#### Dataset records:
start

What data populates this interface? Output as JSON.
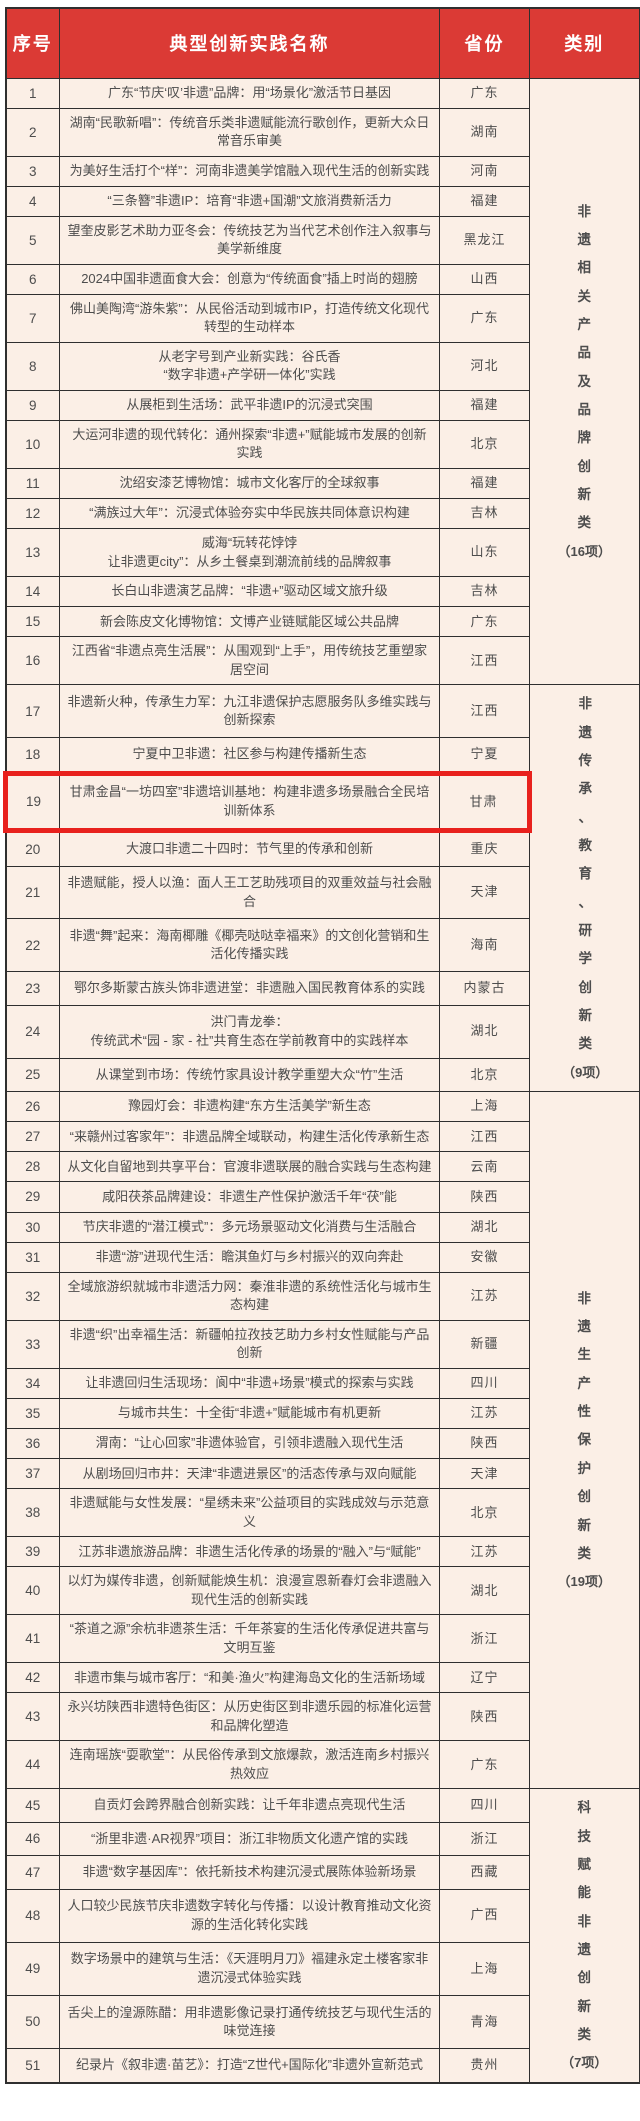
{
  "colors": {
    "header_bg": "#DB3A35",
    "row_bg": "#FBEFE6",
    "border": "#2F2F2F",
    "highlight_border": "#E8211D",
    "text": "#4D4D4D",
    "header_text": "#FFFFFF"
  },
  "table": {
    "headers": {
      "index": "序号",
      "name": "典型创新实践名称",
      "province": "省份",
      "category": "类别"
    },
    "highlighted": {
      "row_no": 19
    },
    "categories": [
      {
        "label": "非遗相关产品及品牌创新类",
        "count": "（16项）",
        "from": 1,
        "to": 16
      },
      {
        "label": "非遗传承、教育、研学创新类",
        "count": "（9项）",
        "from": 17,
        "to": 25
      },
      {
        "label": "非遗生产性保护创新类",
        "count": "（19项）",
        "from": 26,
        "to": 44
      },
      {
        "label": "科技赋能非遗创新类",
        "count": "（7项）",
        "from": 45,
        "to": 51
      }
    ],
    "rows": [
      {
        "no": 1,
        "name": "广东“节庆‘叹’非遗”品牌：用“场景化”激活节日基因",
        "province": "广东"
      },
      {
        "no": 2,
        "name": "湖南“民歌新唱”：传统音乐类非遗赋能流行歌创作，更新大众日常音乐审美",
        "province": "湖南"
      },
      {
        "no": 3,
        "name": "为美好生活打个“样”：河南非遗美学馆融入现代生活的创新实践",
        "province": "河南"
      },
      {
        "no": 4,
        "name": "“三条簪”非遗IP：培育“非遗+国潮”文旅消费新活力",
        "province": "福建"
      },
      {
        "no": 5,
        "name": "望奎皮影艺术助力亚冬会：传统技艺为当代艺术创作注入叙事与美学新维度",
        "province": "黑龙江"
      },
      {
        "no": 6,
        "name": "2024中国非遗面食大会：创意为“传统面食”插上时尚的翅膀",
        "province": "山西"
      },
      {
        "no": 7,
        "name": "佛山美陶湾“游朱紫”：从民俗活动到城市IP，打造传统文化现代转型的生动样本",
        "province": "广东"
      },
      {
        "no": 8,
        "name": "从老字号到产业新实践：谷氏香\n“数字非遗+产学研一体化”实践",
        "province": "河北"
      },
      {
        "no": 9,
        "name": "从展柜到生活场：武平非遗IP的沉浸式突围",
        "province": "福建"
      },
      {
        "no": 10,
        "name": "大运河非遗的现代转化：通州探索“非遗+”赋能城市发展的创新实践",
        "province": "北京"
      },
      {
        "no": 11,
        "name": "沈绍安漆艺博物馆：城市文化客厅的全球叙事",
        "province": "福建"
      },
      {
        "no": 12,
        "name": "“满族过大年”：沉浸式体验夯实中华民族共同体意识构建",
        "province": "吉林"
      },
      {
        "no": 13,
        "name": "威海“玩转花饽饽\n让非遗更city”：从乡土餐桌到潮流前线的品牌叙事",
        "province": "山东"
      },
      {
        "no": 14,
        "name": "长白山非遗演艺品牌：“非遗+”驱动区域文旅升级",
        "province": "吉林"
      },
      {
        "no": 15,
        "name": "新会陈皮文化博物馆：文博产业链赋能区域公共品牌",
        "province": "广东"
      },
      {
        "no": 16,
        "name": "江西省“非遗点亮生活展”：从围观到“上手”，用传统技艺重塑家居空间",
        "province": "江西"
      },
      {
        "no": 17,
        "name": "非遗新火种，传承生力军：九江非遗保护志愿服务队多维实践与创新探索",
        "province": "江西"
      },
      {
        "no": 18,
        "name": "宁夏中卫非遗：社区参与构建传播新生态",
        "province": "宁夏"
      },
      {
        "no": 19,
        "name": "甘肃金昌“一坊四室”非遗培训基地：构建非遗多场景融合全民培训新体系",
        "province": "甘肃"
      },
      {
        "no": 20,
        "name": "大渡口非遗二十四时：节气里的传承和创新",
        "province": "重庆"
      },
      {
        "no": 21,
        "name": "非遗赋能，授人以渔：面人王工艺助残项目的双重效益与社会融合",
        "province": "天津"
      },
      {
        "no": 22,
        "name": "非遗“舞”起来：海南椰雕《椰壳哒哒幸福来》的文创化营销和生活化传播实践",
        "province": "海南"
      },
      {
        "no": 23,
        "name": "鄂尔多斯蒙古族头饰非遗进堂：非遗融入国民教育体系的实践",
        "province": "内蒙古"
      },
      {
        "no": 24,
        "name": "洪门青龙拳：\n传统武术“园 - 家 - 社”共育生态在学前教育中的实践样本",
        "province": "湖北"
      },
      {
        "no": 25,
        "name": "从课堂到市场：传统竹家具设计教学重塑大众“竹”生活",
        "province": "北京"
      },
      {
        "no": 26,
        "name": "豫园灯会：非遗构建“东方生活美学”新生态",
        "province": "上海"
      },
      {
        "no": 27,
        "name": "“来赣州过客家年”：非遗品牌全域联动，构建生活化传承新生态",
        "province": "江西"
      },
      {
        "no": 28,
        "name": "从文化自留地到共享平台：官渡非遗联展的融合实践与生态构建",
        "province": "云南"
      },
      {
        "no": 29,
        "name": "咸阳茯茶品牌建设：非遗生产性保护激活千年“茯”能",
        "province": "陕西"
      },
      {
        "no": 30,
        "name": "节庆非遗的“潜江模式”：多元场景驱动文化消费与生活融合",
        "province": "湖北"
      },
      {
        "no": 31,
        "name": "非遗“游”进现代生活：瞻淇鱼灯与乡村振兴的双向奔赴",
        "province": "安徽"
      },
      {
        "no": 32,
        "name": "全域旅游织就城市非遗活力网：秦淮非遗的系统性活化与城市生态构建",
        "province": "江苏"
      },
      {
        "no": 33,
        "name": "非遗“织”出幸福生活：新疆帕拉孜技艺助力乡村女性赋能与产品创新",
        "province": "新疆"
      },
      {
        "no": 34,
        "name": "让非遗回归生活现场：阆中“非遗+场景”模式的探索与实践",
        "province": "四川"
      },
      {
        "no": 35,
        "name": "与城市共生：十全街“非遗+”赋能城市有机更新",
        "province": "江苏"
      },
      {
        "no": 36,
        "name": "渭南：“让心回家”非遗体验官，引领非遗融入现代生活",
        "province": "陕西"
      },
      {
        "no": 37,
        "name": "从剧场回归市井：天津“非遗进景区”的活态传承与双向赋能",
        "province": "天津"
      },
      {
        "no": 38,
        "name": "非遗赋能与女性发展：“星绣未来”公益项目的实践成效与示范意义",
        "province": "北京"
      },
      {
        "no": 39,
        "name": "江苏非遗旅游品牌：非遗生活化传承的场景的“融入”与“赋能”",
        "province": "江苏"
      },
      {
        "no": 40,
        "name": "以灯为媒传非遗，创新赋能焕生机：浪漫宣恩新春灯会非遗融入现代生活的创新实践",
        "province": "湖北"
      },
      {
        "no": 41,
        "name": "“茶道之源”余杭非遗茶生活：千年茶宴的生活化传承促进共富与文明互鉴",
        "province": "浙江"
      },
      {
        "no": 42,
        "name": "非遗市集与城市客厅：“和美·渔火”构建海岛文化的生活新场域",
        "province": "辽宁"
      },
      {
        "no": 43,
        "name": "永兴坊陕西非遗特色街区：从历史街区到非遗乐园的标准化运营和品牌化塑造",
        "province": "陕西"
      },
      {
        "no": 44,
        "name": "连南瑶族“耍歌堂”：从民俗传承到文旅爆款，激活连南乡村振兴热效应",
        "province": "广东"
      },
      {
        "no": 45,
        "name": "自贡灯会跨界融合创新实践：让千年非遗点亮现代生活",
        "province": "四川"
      },
      {
        "no": 46,
        "name": "“浙里非遗·AR视界”项目：浙江非物质文化遗产馆的实践",
        "province": "浙江"
      },
      {
        "no": 47,
        "name": "非遗“数字基因库”：依托新技术构建沉浸式展陈体验新场景",
        "province": "西藏"
      },
      {
        "no": 48,
        "name": "人口较少民族节庆非遗数字转化与传播：以设计教育推动文化资源的生活化转化实践",
        "province": "广西"
      },
      {
        "no": 49,
        "name": "数字场景中的建筑与生活：《天涯明月刀》福建永定土楼客家非遗沉浸式体验实践",
        "province": "上海"
      },
      {
        "no": 50,
        "name": "舌尖上的湟源陈醋：用非遗影像记录打通传统技艺与现代生活的味觉连接",
        "province": "青海"
      },
      {
        "no": 51,
        "name": "纪录片《叙非遗·苗艺》：打造“Z世代+国际化”非遗外宣新范式",
        "province": "贵州"
      }
    ]
  }
}
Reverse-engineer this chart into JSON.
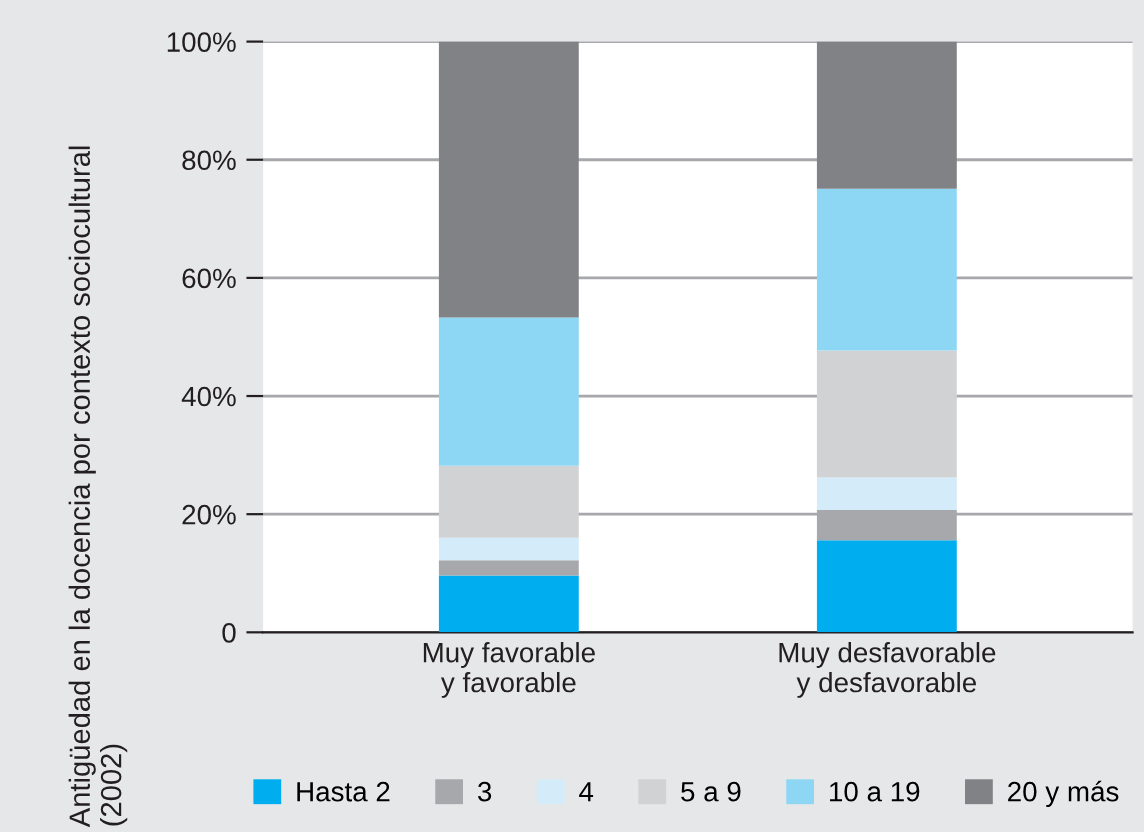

end

#### Given request:
Copy every line in the records above that contains the word "count".

#### Full solution:
        "count": "（16项）",
        "count": "（9项）",
        "count": "（19项）",
        "count": "（7项）",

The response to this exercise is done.